Task directions: List each line of the data in which the string "network" appears.
━━━ Material provided
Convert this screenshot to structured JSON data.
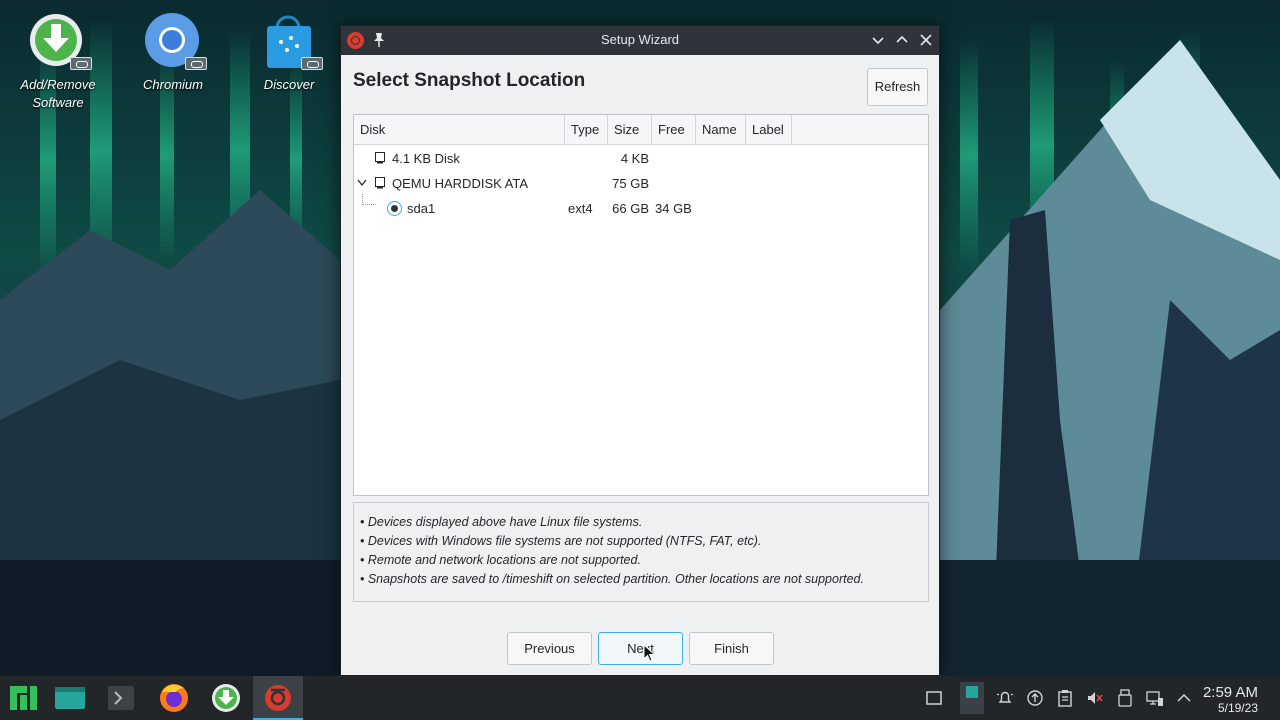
{
  "desktop": {
    "icons": [
      {
        "label_line1": "Add/Remove",
        "label_line2": "Software",
        "icon": "download-arrow-icon"
      },
      {
        "label_line1": "Chromium",
        "icon": "chromium-icon"
      },
      {
        "label_line1": "Discover",
        "icon": "discover-bag-icon"
      }
    ]
  },
  "window": {
    "title": "Setup Wizard",
    "heading": "Select Snapshot Location",
    "refresh_label": "Refresh",
    "columns": [
      "Disk",
      "Type",
      "Size",
      "Free",
      "Name",
      "Label"
    ],
    "rows": [
      {
        "disk": "4.1 KB Disk",
        "type": "",
        "size": "4 KB",
        "free": "",
        "name": "",
        "label": ""
      },
      {
        "disk": "QEMU HARDDISK ATA",
        "type": "",
        "size": "75 GB",
        "free": "",
        "name": "",
        "label": "",
        "expanded": true
      },
      {
        "disk": "sda1",
        "type": "ext4",
        "size": "66 GB",
        "free": "34 GB",
        "name": "",
        "label": "",
        "selected": true
      }
    ],
    "notes": [
      "• Devices displayed above have Linux file systems.",
      "• Devices with Windows file systems are not supported (NTFS, FAT, etc).",
      "• Remote and network locations are not supported.",
      "• Snapshots are saved to /timeshift on selected partition. Other locations are not supported."
    ],
    "buttons": {
      "previous": "Previous",
      "next": "Next",
      "finish": "Finish"
    }
  },
  "taskbar": {
    "items": [
      "manjaro-menu-icon",
      "file-manager-icon",
      "terminal-icon",
      "firefox-icon",
      "software-install-icon",
      "timeshift-icon"
    ],
    "active_item": "timeshift-icon",
    "tray": [
      "show-desktop-icon",
      "pager-icon",
      "notifications-icon",
      "updates-icon",
      "clipboard-icon",
      "volume-muted-icon",
      "usb-icon",
      "network-icon",
      "expand-tray-icon"
    ],
    "time": "2:59 AM",
    "date": "5/19/23"
  },
  "colors": {
    "accent": "#3daee9",
    "titlebar": "#2f343a",
    "timeshift_red": "#d93c2f",
    "window_bg": "#eff0f1"
  }
}
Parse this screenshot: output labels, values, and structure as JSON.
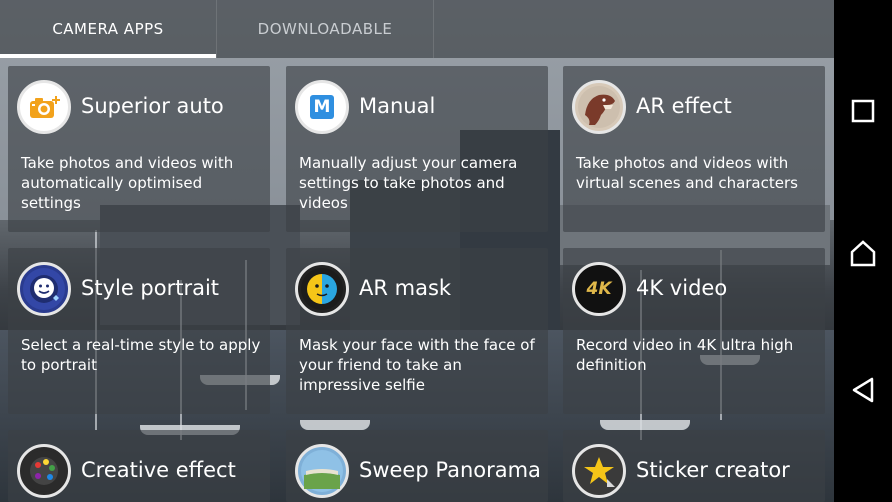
{
  "tabs": [
    {
      "label": "CAMERA APPS",
      "active": true
    },
    {
      "label": "DOWNLOADABLE",
      "active": false
    }
  ],
  "apps": [
    {
      "title": "Superior auto",
      "desc": "Take photos and videos with automatically optimised settings",
      "icon": "camera-plus-icon"
    },
    {
      "title": "Manual",
      "desc": "Manually adjust your camera settings to take photos and videos",
      "icon": "manual-m-icon"
    },
    {
      "title": "AR effect",
      "desc": "Take photos and videos with virtual scenes and characters",
      "icon": "dinosaur-icon"
    },
    {
      "title": "Style portrait",
      "desc": "Select a real-time style to apply to portrait",
      "icon": "portrait-face-icon"
    },
    {
      "title": "AR mask",
      "desc": "Mask your face with the face of your friend to take an impressive selfie",
      "icon": "mask-face-icon"
    },
    {
      "title": "4K video",
      "desc": "Record video in 4K ultra high definition",
      "icon": "4k-icon",
      "icon_text": "4K"
    },
    {
      "title": "Creative effect",
      "desc": "",
      "icon": "palette-icon"
    },
    {
      "title": "Sweep Panorama",
      "desc": "",
      "icon": "panorama-icon"
    },
    {
      "title": "Sticker creator",
      "desc": "",
      "icon": "star-sticker-icon"
    }
  ],
  "manual_icon_letter": "M",
  "nav": {
    "recents": "recents-square-icon",
    "home": "home-icon",
    "back": "back-triangle-icon"
  },
  "colors": {
    "accent": "#ffffff",
    "tab_inactive": "#c9cdd1",
    "manual_blue": "#2f8fe0",
    "superior_orange": "#f2a21b"
  }
}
━━━━━━
Answer to the problem:
      "• Remote and network locations are not supported.",
      "network-icon",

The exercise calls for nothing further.